[Figure dataset records]

begin

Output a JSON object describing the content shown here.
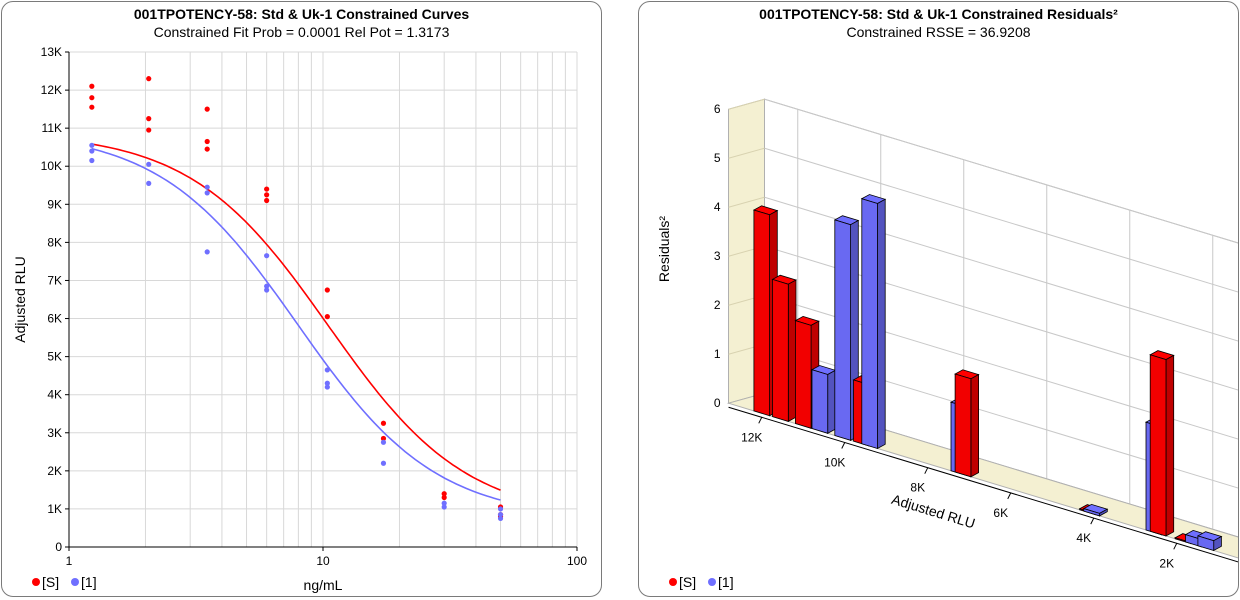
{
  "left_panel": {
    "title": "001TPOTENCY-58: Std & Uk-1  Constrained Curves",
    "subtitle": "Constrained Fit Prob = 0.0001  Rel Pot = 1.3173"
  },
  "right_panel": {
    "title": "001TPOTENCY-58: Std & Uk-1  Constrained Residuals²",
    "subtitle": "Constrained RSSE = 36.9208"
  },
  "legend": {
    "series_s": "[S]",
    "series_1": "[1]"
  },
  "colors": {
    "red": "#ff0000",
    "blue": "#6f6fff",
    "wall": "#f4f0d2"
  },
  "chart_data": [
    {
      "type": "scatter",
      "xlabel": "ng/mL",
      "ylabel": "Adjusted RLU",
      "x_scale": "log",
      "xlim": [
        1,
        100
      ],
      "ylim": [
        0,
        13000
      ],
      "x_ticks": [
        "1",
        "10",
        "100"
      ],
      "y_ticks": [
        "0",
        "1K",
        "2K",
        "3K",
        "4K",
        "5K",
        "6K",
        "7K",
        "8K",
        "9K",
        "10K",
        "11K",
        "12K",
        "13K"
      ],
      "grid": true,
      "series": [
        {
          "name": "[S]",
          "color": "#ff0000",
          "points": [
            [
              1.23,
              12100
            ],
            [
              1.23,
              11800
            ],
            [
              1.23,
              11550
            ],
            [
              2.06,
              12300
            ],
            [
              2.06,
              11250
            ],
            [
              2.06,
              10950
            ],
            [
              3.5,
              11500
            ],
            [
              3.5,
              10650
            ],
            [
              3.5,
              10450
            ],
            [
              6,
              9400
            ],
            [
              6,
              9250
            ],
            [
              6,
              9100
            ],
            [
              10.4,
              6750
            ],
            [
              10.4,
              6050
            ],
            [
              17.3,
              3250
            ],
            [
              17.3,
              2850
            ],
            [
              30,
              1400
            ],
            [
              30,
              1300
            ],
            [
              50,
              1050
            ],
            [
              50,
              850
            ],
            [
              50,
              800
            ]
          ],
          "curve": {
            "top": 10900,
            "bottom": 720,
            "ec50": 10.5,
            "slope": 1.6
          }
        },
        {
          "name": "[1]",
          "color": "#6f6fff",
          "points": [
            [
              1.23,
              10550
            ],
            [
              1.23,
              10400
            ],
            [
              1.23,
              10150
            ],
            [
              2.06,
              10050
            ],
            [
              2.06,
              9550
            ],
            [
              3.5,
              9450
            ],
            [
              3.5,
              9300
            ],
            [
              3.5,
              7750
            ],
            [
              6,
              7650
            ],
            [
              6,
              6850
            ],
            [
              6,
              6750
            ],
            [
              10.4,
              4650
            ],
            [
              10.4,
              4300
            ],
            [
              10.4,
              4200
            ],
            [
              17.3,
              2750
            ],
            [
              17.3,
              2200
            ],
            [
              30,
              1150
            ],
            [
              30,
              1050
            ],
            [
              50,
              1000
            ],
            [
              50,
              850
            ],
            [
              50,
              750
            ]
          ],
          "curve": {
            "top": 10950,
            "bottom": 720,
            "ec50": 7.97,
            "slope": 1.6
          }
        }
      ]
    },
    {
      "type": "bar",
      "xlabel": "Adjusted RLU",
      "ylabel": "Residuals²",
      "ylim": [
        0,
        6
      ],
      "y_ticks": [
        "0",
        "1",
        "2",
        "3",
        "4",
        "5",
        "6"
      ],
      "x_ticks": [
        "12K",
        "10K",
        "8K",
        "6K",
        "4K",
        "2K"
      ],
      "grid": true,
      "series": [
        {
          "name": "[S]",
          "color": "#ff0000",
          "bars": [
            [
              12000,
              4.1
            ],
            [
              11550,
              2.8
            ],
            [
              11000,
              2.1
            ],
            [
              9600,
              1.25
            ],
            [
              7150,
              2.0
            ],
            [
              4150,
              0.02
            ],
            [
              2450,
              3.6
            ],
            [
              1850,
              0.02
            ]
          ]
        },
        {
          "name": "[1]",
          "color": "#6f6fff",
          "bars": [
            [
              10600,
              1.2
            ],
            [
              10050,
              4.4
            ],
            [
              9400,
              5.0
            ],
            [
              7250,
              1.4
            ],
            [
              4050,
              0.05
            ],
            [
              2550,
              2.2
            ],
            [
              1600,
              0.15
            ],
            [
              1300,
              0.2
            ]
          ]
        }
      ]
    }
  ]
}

end

# Required work:
Scan the material above. Copy each line that holds the word "ylabel".

# Exercise response:
      "ylabel": "Adjusted RLU",
      "ylabel": "Residuals²",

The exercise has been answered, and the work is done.